**EXERCISE INSTRUCTIONS**
Rewrite the rows between the lines holding "List all visible components with their bboxes. Use [x0,y0,x1,y1]" and "word-cloud-word[interactable]: hopping [1347,754,1418,774]", inclusive, changing each "word-cloud-word" to "cloud-term" and keeping everything else the same. Return only those lines, leaving out the pictures.

**RAW RECORDS**
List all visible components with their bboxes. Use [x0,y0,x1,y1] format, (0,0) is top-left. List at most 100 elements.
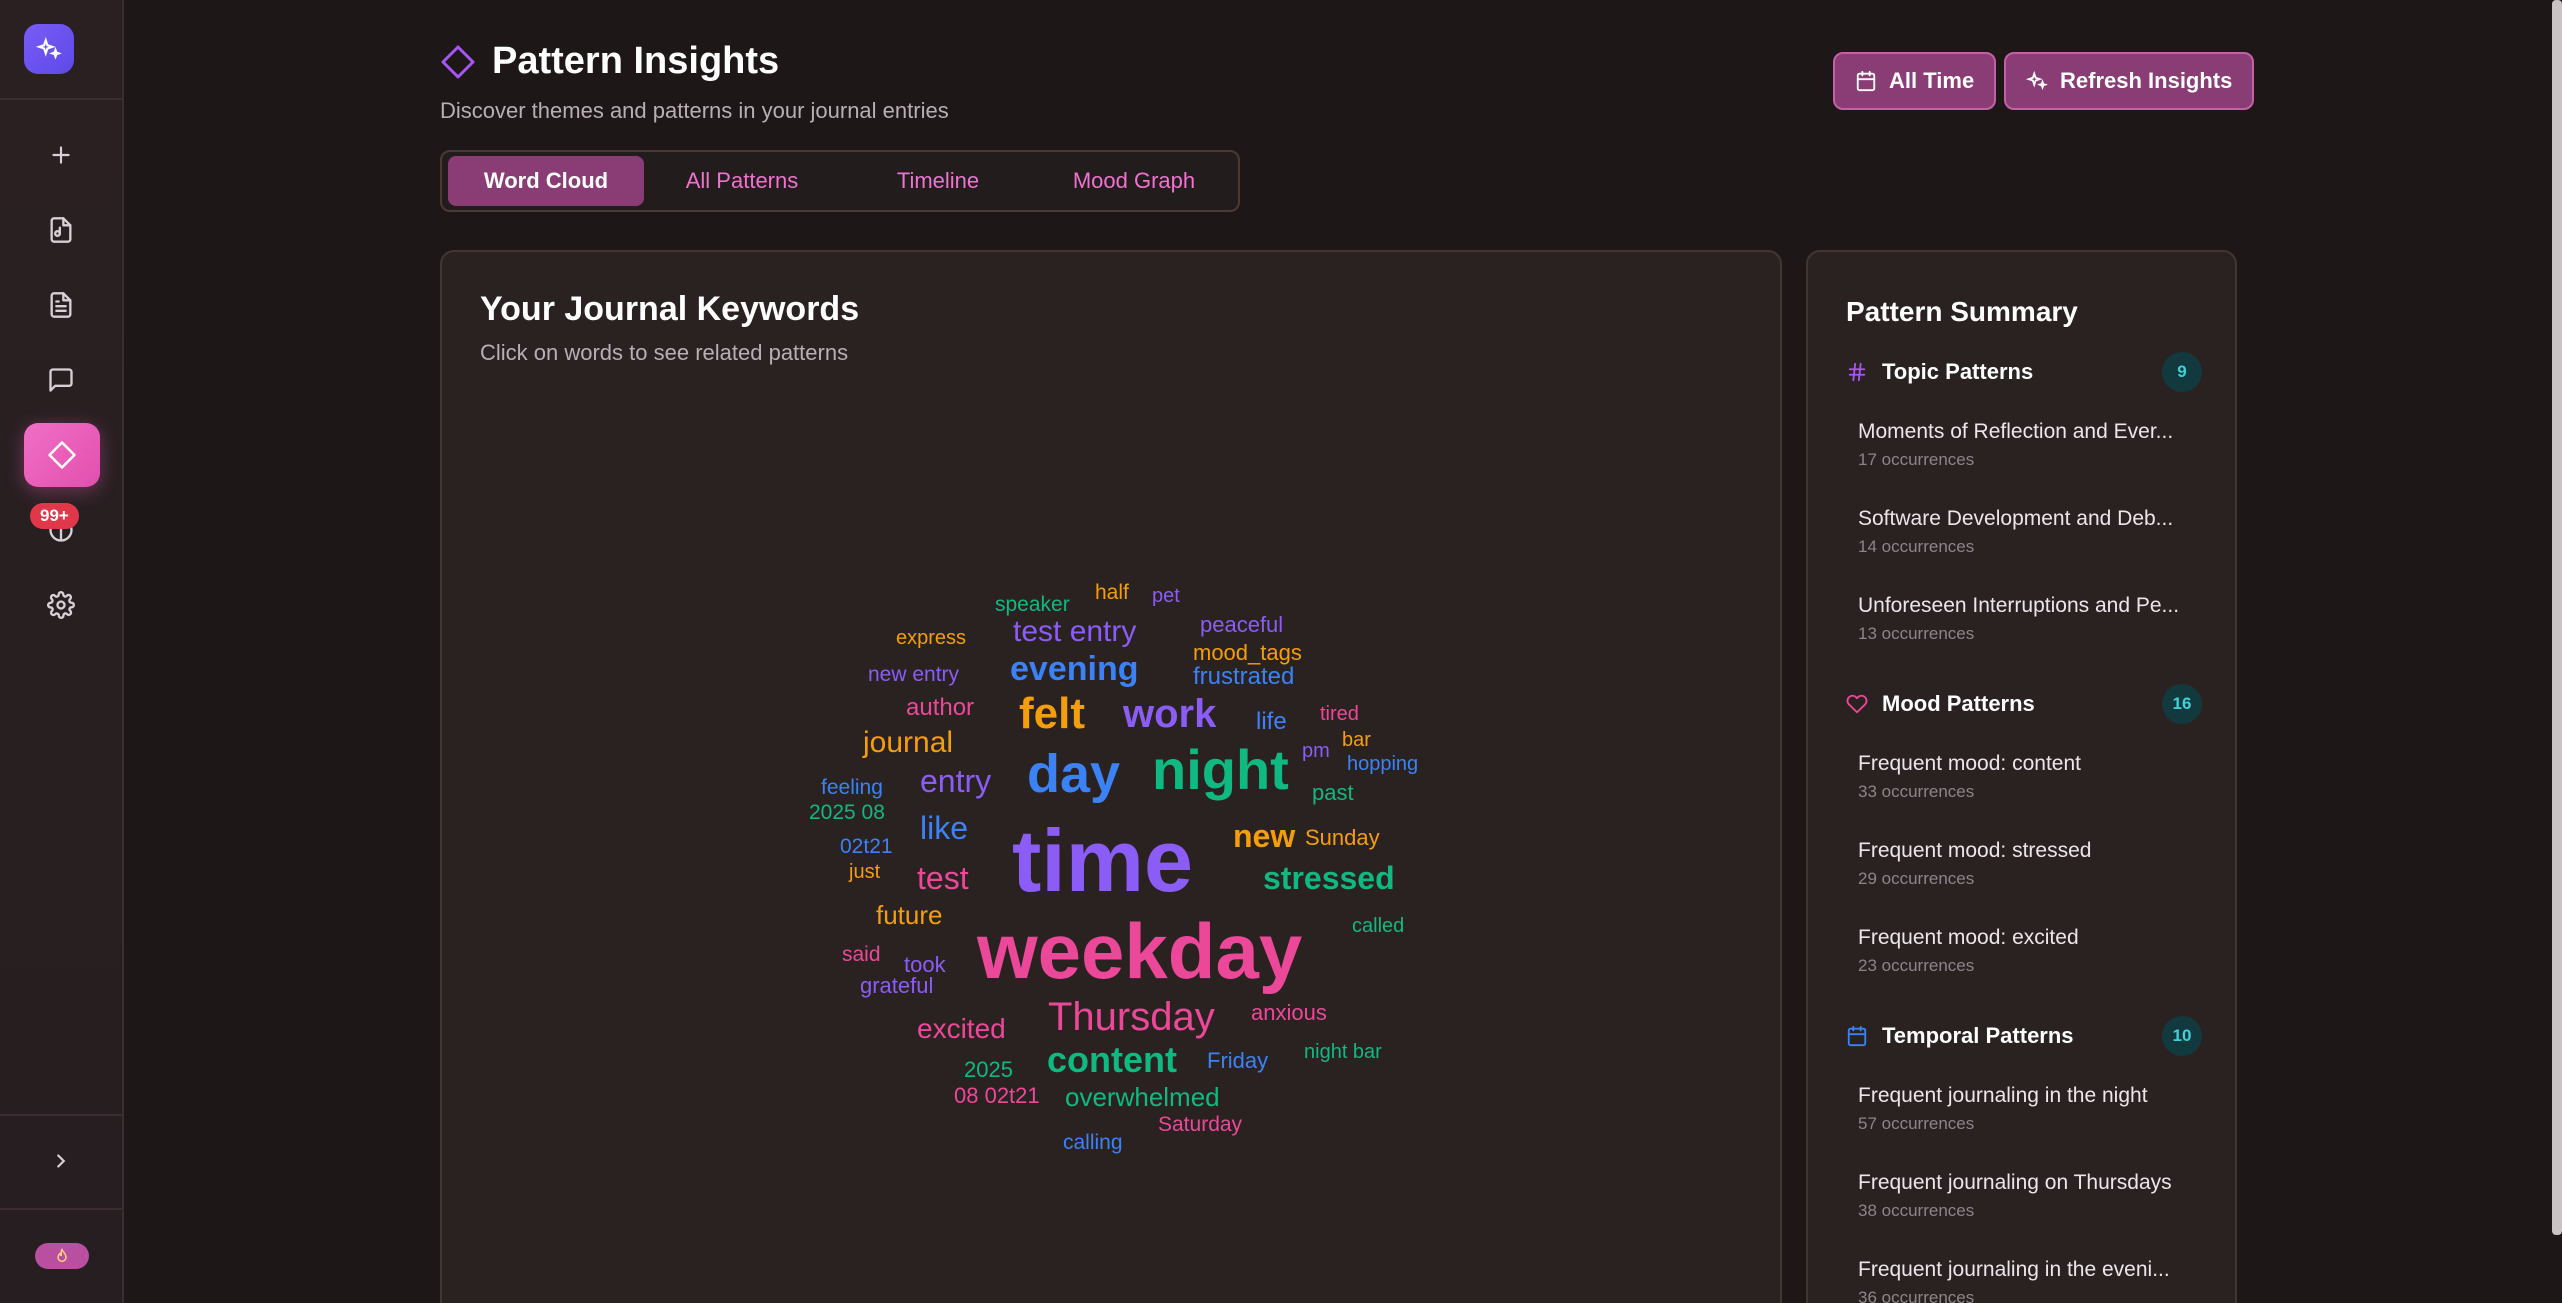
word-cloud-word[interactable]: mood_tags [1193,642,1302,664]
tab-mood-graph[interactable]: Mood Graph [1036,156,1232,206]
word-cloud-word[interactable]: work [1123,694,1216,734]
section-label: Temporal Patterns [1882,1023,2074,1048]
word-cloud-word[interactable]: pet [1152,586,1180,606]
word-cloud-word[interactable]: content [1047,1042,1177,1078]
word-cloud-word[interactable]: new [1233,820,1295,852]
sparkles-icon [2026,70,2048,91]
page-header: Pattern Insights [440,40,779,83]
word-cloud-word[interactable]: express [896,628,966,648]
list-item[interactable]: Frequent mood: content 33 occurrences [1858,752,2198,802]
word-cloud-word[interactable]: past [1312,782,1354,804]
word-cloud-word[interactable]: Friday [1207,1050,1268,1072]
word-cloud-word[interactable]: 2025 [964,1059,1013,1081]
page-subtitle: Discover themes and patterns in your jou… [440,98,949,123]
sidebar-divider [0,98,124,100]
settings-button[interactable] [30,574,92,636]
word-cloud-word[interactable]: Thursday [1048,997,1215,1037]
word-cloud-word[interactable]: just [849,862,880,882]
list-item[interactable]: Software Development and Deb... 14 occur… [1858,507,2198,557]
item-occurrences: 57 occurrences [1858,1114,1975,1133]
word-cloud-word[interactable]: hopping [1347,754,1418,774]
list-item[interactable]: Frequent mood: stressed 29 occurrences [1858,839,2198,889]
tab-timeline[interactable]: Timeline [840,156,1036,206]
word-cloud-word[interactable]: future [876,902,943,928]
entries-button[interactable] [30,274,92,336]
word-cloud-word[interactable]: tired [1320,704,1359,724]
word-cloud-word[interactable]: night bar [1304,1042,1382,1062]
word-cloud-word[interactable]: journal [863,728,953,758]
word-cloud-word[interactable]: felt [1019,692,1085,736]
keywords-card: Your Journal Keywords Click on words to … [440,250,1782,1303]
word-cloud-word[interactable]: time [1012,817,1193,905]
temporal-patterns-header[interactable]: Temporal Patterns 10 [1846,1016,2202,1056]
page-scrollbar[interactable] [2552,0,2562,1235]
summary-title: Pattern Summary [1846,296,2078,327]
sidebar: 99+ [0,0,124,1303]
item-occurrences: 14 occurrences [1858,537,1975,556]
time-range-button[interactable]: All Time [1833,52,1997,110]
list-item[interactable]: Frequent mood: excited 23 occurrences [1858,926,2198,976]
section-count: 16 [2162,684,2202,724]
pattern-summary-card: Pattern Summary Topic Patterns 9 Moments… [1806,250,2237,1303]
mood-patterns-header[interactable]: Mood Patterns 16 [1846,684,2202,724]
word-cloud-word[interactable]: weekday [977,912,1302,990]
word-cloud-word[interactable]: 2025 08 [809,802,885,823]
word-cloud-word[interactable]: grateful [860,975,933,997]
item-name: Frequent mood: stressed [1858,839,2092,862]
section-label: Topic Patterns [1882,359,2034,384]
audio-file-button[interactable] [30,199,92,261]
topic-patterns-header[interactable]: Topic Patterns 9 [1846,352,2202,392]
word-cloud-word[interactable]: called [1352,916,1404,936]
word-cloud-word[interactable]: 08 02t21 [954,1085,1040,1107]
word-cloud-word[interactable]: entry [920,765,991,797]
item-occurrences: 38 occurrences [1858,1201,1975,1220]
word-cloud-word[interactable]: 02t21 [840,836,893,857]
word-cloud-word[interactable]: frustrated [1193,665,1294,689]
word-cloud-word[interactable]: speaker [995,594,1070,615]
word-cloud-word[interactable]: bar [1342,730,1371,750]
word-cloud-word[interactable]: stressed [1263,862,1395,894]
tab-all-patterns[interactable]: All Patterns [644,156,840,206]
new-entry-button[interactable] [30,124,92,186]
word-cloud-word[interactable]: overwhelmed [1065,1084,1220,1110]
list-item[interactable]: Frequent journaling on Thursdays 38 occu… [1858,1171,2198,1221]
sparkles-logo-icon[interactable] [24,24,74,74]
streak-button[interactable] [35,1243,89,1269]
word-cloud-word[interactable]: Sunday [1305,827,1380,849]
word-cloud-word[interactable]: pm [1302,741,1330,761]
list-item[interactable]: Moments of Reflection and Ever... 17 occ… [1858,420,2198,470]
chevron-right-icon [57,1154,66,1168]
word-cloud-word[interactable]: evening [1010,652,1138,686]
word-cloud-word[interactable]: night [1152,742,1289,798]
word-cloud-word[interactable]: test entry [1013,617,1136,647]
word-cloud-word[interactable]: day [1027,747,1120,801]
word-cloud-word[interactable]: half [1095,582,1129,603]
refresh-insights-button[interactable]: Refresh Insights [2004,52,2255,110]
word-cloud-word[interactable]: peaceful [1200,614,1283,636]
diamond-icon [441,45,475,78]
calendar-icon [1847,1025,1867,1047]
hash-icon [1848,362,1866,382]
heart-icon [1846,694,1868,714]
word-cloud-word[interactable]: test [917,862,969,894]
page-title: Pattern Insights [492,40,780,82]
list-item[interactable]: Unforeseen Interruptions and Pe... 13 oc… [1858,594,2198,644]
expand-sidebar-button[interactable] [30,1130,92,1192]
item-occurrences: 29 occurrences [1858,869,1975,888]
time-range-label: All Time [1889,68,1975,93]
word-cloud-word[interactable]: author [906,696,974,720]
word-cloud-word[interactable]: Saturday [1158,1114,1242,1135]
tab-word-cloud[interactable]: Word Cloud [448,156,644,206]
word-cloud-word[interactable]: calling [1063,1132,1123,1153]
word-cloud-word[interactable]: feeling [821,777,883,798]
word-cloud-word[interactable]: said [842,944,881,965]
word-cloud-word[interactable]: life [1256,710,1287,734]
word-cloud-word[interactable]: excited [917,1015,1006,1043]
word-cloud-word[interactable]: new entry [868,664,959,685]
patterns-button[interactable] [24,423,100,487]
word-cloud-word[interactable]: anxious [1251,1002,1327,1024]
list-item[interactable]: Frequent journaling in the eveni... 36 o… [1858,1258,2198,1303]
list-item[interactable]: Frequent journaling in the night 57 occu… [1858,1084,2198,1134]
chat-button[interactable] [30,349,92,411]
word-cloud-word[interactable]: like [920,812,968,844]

---

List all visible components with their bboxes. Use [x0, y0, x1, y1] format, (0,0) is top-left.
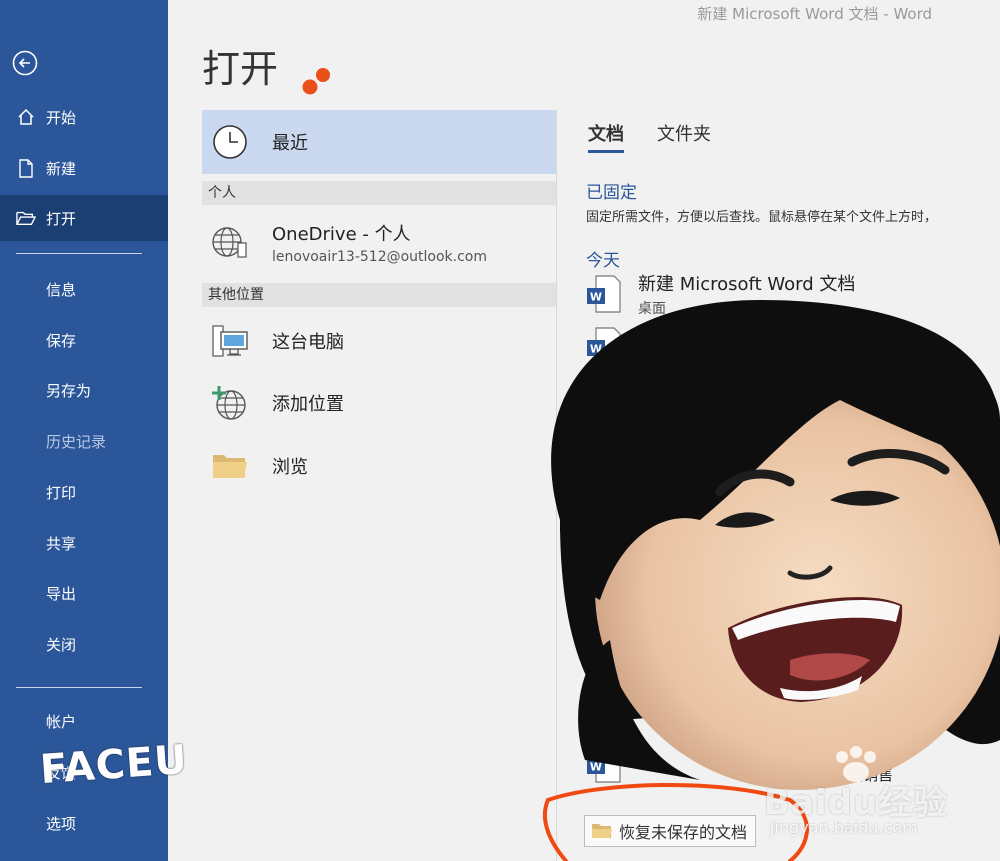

==

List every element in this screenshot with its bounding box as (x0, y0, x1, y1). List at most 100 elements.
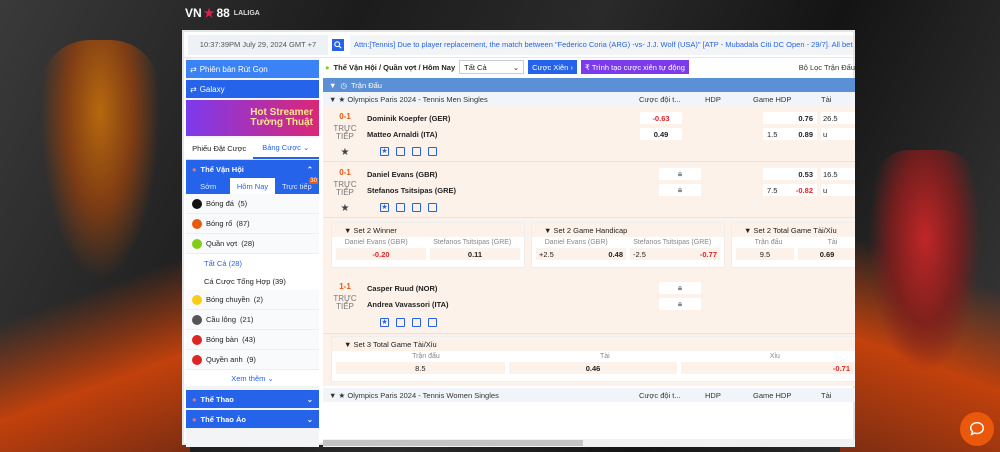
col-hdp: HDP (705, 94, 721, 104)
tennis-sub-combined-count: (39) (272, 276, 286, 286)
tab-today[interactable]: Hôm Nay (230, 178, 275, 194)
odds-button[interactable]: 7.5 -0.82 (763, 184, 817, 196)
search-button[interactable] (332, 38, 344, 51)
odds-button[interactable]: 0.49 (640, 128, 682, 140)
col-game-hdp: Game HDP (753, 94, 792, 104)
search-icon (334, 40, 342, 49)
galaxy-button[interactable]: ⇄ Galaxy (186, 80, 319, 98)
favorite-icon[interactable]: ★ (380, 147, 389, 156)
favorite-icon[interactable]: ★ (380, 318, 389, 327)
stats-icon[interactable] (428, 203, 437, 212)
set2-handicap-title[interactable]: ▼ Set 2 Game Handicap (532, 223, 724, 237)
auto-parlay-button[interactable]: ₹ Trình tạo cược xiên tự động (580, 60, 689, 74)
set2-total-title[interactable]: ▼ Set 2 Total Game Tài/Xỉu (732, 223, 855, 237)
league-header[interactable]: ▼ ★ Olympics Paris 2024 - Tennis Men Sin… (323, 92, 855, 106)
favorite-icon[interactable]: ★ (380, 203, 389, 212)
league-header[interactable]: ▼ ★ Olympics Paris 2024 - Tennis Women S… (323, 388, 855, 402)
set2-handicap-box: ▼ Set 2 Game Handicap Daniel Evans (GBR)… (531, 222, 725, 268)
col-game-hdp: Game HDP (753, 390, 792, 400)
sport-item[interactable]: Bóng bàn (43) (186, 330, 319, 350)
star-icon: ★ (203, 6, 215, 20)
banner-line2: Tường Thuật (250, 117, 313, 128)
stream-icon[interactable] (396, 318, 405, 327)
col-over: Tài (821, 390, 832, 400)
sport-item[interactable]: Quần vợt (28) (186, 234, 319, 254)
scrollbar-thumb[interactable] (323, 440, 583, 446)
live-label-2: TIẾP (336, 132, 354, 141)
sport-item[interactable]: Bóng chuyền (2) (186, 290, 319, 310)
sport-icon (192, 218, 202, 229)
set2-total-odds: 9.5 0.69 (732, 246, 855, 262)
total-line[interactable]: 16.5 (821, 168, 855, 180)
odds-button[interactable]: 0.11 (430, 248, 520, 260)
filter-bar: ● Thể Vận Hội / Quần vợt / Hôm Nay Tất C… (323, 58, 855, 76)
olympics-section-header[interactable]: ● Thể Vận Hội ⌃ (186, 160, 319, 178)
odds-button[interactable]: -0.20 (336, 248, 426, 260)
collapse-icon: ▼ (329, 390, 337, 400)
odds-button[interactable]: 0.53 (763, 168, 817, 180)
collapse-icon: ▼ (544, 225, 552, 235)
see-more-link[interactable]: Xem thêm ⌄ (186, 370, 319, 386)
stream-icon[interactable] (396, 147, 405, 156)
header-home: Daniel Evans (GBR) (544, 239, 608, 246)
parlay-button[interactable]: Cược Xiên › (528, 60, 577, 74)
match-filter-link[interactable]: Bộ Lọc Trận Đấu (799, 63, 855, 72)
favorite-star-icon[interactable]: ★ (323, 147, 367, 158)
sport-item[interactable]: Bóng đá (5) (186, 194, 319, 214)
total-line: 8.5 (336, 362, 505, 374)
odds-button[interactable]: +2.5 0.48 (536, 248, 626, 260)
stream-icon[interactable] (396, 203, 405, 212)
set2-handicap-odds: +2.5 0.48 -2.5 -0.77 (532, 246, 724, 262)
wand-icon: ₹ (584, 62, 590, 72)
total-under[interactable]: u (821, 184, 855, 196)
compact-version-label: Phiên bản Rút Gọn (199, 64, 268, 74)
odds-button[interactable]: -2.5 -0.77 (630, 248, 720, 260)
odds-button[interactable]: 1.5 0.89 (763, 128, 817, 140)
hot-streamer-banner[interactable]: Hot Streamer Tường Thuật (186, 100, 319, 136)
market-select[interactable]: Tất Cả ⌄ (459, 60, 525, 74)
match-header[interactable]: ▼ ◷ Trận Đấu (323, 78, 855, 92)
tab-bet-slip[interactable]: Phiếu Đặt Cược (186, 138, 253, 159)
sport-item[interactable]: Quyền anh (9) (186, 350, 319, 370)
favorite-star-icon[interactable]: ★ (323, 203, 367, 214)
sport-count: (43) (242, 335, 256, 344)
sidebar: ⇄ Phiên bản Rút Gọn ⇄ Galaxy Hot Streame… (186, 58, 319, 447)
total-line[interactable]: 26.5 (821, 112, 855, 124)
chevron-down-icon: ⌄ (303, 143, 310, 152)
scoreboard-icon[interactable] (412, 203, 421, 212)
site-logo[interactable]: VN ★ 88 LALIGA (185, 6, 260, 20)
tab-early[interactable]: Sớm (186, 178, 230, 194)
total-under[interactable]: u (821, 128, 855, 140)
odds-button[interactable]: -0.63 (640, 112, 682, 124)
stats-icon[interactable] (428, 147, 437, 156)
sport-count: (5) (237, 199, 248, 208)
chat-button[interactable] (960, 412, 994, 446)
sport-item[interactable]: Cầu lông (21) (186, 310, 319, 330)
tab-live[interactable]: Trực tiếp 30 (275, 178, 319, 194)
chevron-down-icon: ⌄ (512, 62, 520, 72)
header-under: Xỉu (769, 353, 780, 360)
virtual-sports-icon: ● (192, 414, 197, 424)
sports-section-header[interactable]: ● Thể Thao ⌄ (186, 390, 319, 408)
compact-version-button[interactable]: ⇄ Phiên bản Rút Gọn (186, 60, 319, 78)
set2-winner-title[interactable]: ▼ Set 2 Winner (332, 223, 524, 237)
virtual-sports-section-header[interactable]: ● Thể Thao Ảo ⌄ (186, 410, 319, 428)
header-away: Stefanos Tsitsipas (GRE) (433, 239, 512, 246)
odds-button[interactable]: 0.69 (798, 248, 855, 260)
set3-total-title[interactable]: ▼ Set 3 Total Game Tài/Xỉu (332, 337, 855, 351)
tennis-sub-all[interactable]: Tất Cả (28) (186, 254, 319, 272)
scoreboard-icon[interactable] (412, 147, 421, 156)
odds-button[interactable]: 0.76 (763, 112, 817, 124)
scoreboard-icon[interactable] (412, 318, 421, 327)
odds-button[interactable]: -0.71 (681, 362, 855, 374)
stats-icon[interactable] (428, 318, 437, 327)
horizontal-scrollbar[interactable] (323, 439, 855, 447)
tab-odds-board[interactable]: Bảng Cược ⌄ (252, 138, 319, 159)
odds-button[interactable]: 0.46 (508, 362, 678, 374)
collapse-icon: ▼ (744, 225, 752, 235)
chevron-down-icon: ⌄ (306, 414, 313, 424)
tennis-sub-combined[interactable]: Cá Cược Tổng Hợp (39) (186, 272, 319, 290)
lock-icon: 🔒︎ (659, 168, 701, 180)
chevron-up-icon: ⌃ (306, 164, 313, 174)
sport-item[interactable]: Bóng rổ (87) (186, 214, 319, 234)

**TASK ANSWER**
List all visible components with their bboxes. Use [x0,y0,x1,y1] format, (0,0) is top-left. List at most 100 elements.
cloud-term[interactable]: mood_tags [1193,642,1302,664]
tab-mood-graph[interactable]: Mood Graph [1036,156,1232,206]
cloud-term[interactable]: work [1123,694,1216,734]
section-label: Temporal Patterns [1882,1023,2074,1048]
cloud-term[interactable]: pet [1152,586,1180,606]
cloud-term[interactable]: content [1047,1042,1177,1078]
cloud-term[interactable]: new [1233,820,1295,852]
sparkles-icon [2026,70,2048,91]
page-header: Pattern Insights [440,40,779,83]
cloud-term[interactable]: express [896,628,966,648]
list-item[interactable]: Frequent mood: content 33 occurrences [1858,752,2198,802]
cloud-term[interactable]: past [1312,782,1354,804]
cloud-term[interactable]: Friday [1207,1050,1268,1072]
cloud-term[interactable]: 2025 [964,1059,1013,1081]
page-subtitle: Discover themes and patterns in your jou… [440,98,949,123]
sidebar-divider [0,98,124,100]
settings-button[interactable] [30,574,92,636]
cloud-term[interactable]: Thursday [1048,997,1215,1037]
cloud-term[interactable]: just [849,862,880,882]
list-item[interactable]: Software Development and Deb... 14 occur… [1858,507,2198,557]
item-occurrences: 57 occurrences [1858,1114,1975,1133]
cloud-term[interactable]: hopping [1347,754,1418,774]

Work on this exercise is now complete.